INSTRUCTIONS TO FOLLOW: Gather, from the listing beneath this task, every line holding the string "就可从胚胎中取出这个器官进行培养".

TASK INPUTS:

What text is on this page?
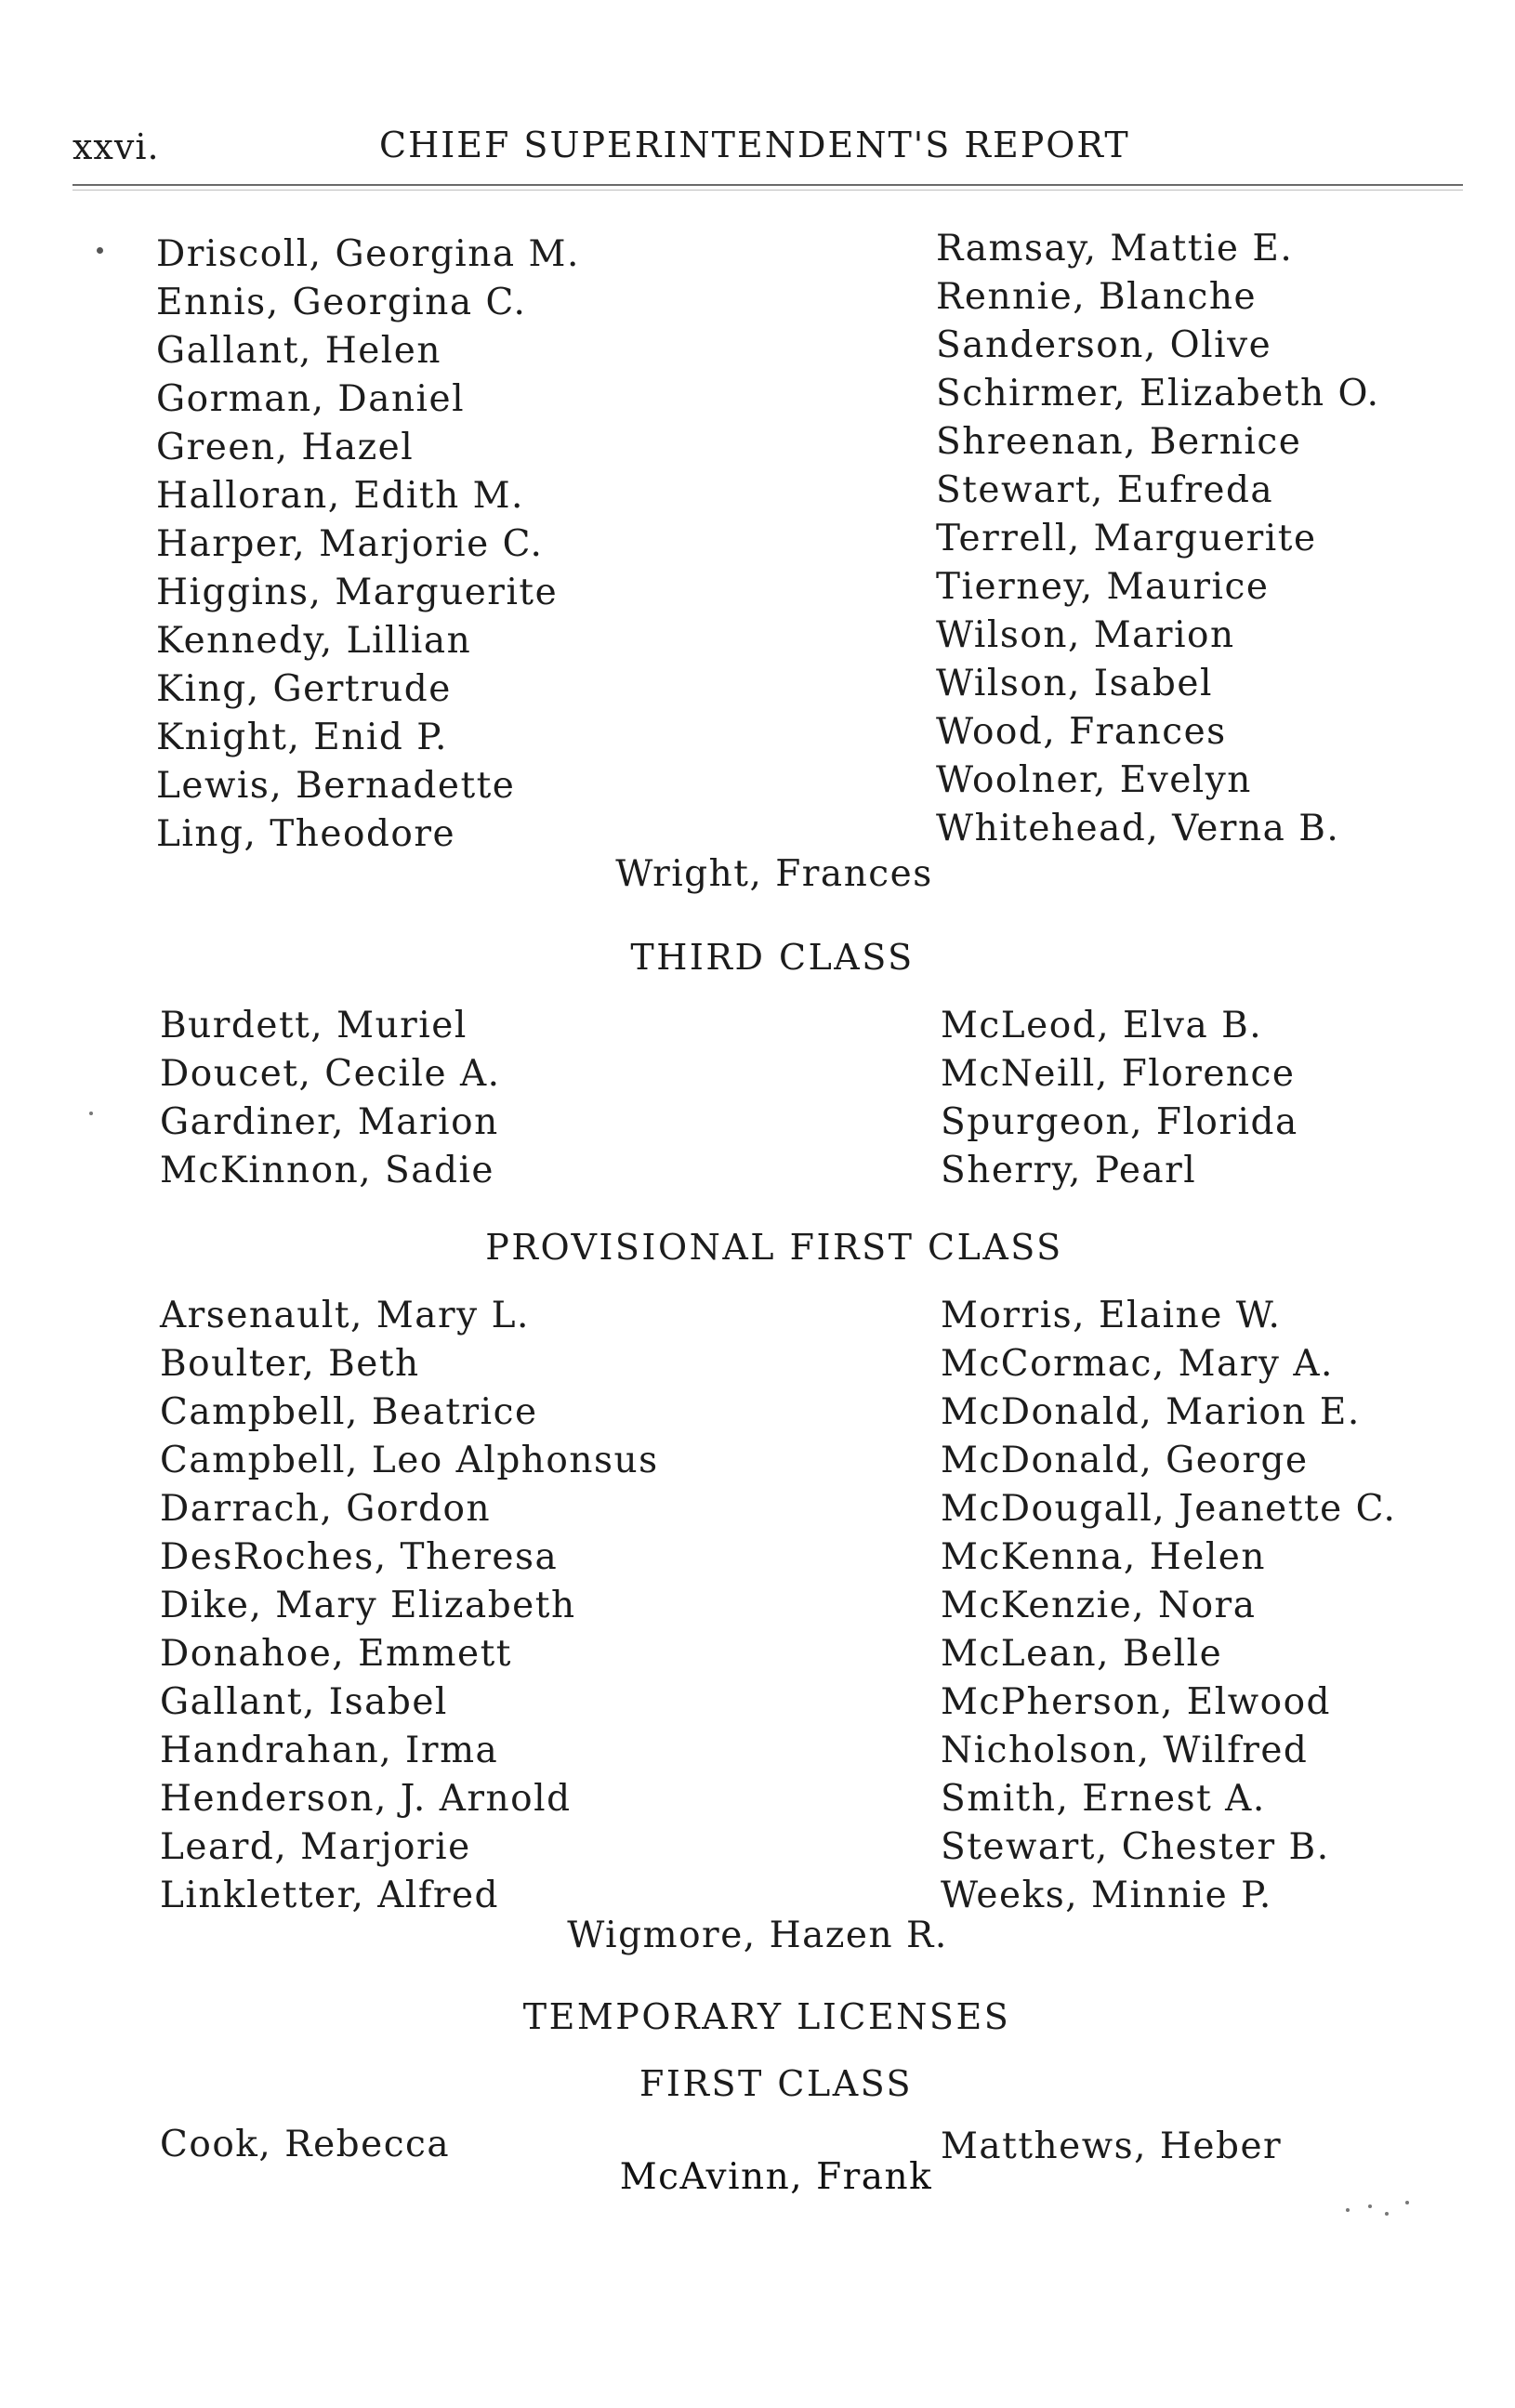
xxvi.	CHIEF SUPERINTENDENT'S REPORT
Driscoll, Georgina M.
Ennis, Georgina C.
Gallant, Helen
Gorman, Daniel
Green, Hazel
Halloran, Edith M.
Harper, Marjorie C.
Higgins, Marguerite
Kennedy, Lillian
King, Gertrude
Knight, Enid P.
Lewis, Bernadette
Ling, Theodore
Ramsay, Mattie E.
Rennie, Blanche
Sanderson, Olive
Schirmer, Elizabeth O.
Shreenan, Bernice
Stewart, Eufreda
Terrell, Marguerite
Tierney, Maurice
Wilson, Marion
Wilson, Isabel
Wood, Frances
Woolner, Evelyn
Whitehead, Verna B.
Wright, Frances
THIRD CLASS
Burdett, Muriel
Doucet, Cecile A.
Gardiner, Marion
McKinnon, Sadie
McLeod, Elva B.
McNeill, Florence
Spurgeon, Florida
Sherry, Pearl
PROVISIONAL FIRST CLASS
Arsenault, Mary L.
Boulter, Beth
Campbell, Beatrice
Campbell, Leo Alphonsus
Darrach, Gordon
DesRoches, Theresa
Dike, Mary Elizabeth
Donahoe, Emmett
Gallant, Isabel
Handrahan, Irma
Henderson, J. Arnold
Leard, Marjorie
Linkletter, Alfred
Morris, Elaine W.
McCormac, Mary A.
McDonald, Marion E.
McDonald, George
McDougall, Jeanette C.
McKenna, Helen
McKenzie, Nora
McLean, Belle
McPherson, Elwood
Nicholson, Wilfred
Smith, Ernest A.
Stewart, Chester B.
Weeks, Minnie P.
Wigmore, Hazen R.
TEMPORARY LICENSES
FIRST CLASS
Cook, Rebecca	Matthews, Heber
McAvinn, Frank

==

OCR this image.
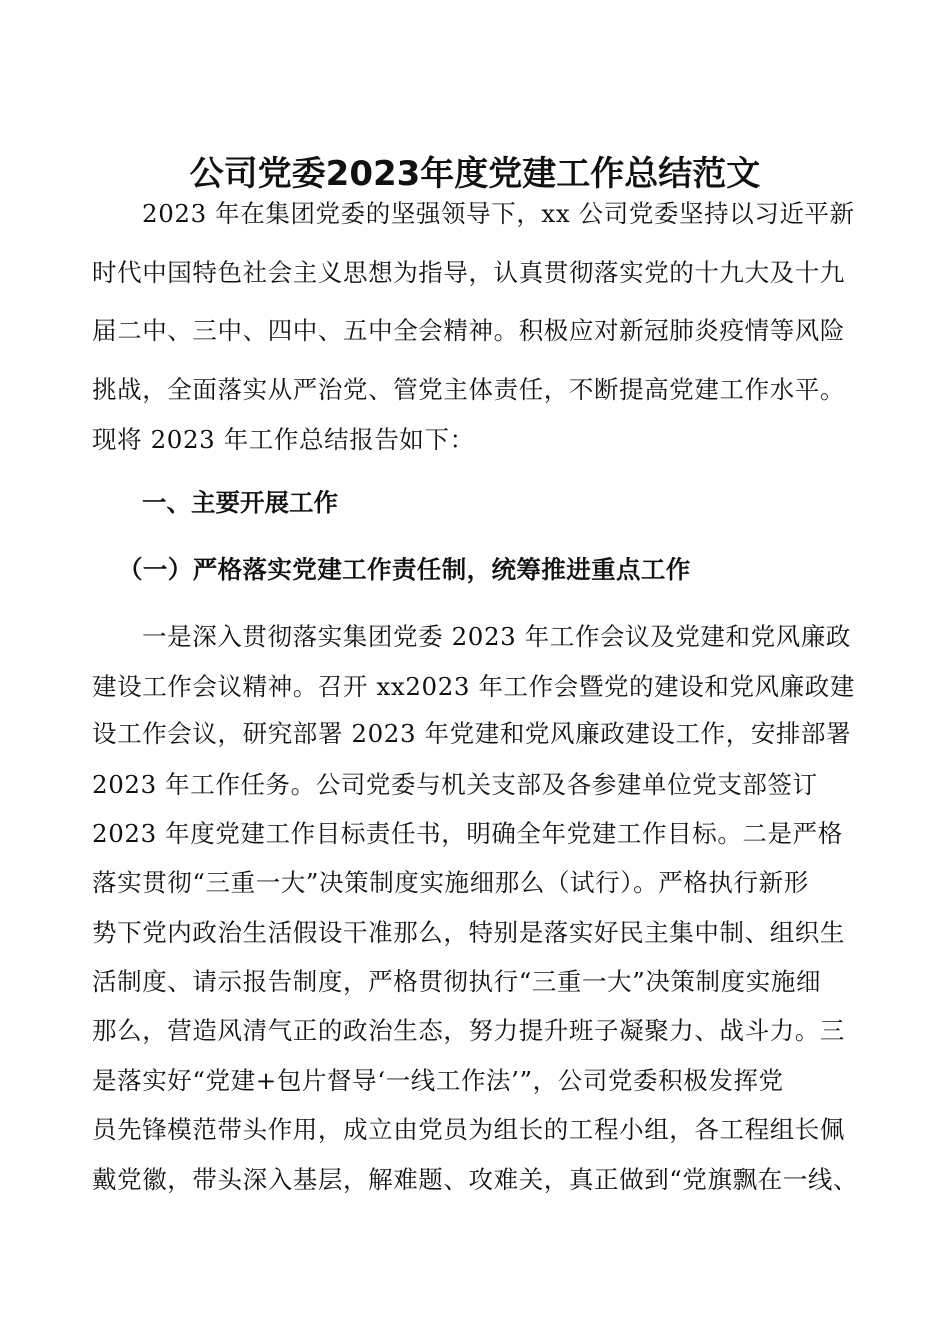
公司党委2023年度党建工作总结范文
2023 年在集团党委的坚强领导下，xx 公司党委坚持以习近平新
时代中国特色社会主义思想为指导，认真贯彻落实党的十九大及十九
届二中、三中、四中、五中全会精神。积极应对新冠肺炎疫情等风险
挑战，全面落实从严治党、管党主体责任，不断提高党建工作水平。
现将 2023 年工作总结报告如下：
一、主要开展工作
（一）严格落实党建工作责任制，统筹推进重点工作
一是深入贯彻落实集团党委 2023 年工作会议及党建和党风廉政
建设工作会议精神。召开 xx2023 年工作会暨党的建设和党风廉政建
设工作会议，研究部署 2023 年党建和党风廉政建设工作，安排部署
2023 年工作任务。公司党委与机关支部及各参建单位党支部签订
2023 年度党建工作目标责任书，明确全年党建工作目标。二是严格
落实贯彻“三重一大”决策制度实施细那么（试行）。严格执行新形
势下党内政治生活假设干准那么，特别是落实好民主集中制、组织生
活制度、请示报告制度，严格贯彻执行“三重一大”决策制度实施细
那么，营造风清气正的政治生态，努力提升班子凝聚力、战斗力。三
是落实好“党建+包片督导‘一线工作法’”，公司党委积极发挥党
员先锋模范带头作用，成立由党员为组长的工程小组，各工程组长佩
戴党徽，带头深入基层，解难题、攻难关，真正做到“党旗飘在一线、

...

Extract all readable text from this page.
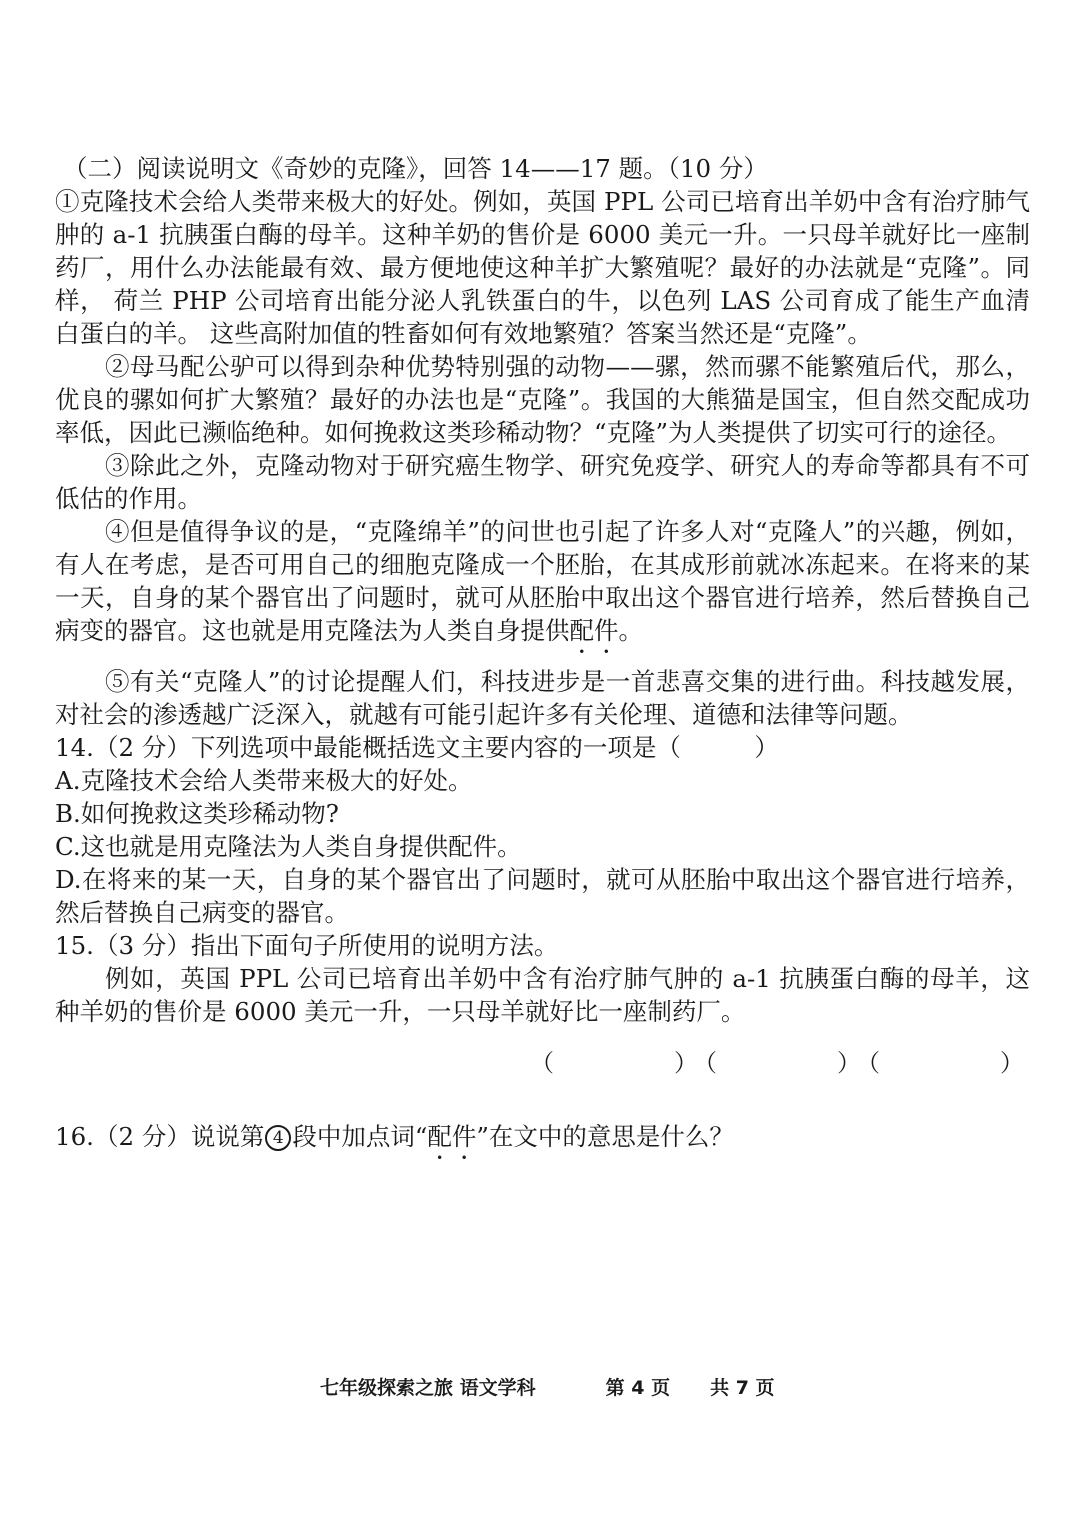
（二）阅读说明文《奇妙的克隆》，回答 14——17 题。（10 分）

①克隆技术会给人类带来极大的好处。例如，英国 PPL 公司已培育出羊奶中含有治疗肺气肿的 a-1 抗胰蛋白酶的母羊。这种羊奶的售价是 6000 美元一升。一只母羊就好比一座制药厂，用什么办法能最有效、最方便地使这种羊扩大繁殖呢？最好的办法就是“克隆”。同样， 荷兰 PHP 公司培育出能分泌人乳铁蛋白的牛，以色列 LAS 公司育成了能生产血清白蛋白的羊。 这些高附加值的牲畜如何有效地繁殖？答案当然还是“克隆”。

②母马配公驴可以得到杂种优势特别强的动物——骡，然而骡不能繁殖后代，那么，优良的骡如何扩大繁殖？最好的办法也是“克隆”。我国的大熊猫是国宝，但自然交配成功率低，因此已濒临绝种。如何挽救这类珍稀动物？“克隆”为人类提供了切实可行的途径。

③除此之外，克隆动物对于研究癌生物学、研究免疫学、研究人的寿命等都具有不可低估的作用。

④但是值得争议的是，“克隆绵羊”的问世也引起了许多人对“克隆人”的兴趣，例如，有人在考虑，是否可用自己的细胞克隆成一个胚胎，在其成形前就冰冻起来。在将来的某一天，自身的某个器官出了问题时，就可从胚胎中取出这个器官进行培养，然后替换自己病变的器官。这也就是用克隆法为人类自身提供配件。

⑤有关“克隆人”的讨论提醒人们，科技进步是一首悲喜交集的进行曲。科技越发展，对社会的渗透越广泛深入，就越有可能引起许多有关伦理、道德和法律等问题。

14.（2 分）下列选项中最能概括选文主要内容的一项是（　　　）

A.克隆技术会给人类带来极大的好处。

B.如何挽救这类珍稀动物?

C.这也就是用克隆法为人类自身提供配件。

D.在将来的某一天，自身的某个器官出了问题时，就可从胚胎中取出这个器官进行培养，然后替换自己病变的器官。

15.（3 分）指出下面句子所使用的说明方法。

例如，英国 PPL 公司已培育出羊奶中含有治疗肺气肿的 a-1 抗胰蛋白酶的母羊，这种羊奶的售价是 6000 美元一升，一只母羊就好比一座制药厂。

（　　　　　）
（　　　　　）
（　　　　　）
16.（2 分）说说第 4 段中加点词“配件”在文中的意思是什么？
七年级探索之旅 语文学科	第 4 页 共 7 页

FULL ANSWER:
④但是值得争议的是，“克隆绵羊”的问世也引起了许多人对“克隆人”的兴趣，例如，有人在考虑，是否可用自己的细胞克隆成一个胚胎，在其成形前就冰冻起来。在将来的某一天，自身的某个器官出了问题时，就可从胚胎中取出这个器官进行培养，然后替换自己病变的器官。这也就是用克隆法为人类自身提供配件。
D.在将来的某一天，自身的某个器官出了问题时，就可从胚胎中取出这个器官进行培养，然后替换自己病变的器官。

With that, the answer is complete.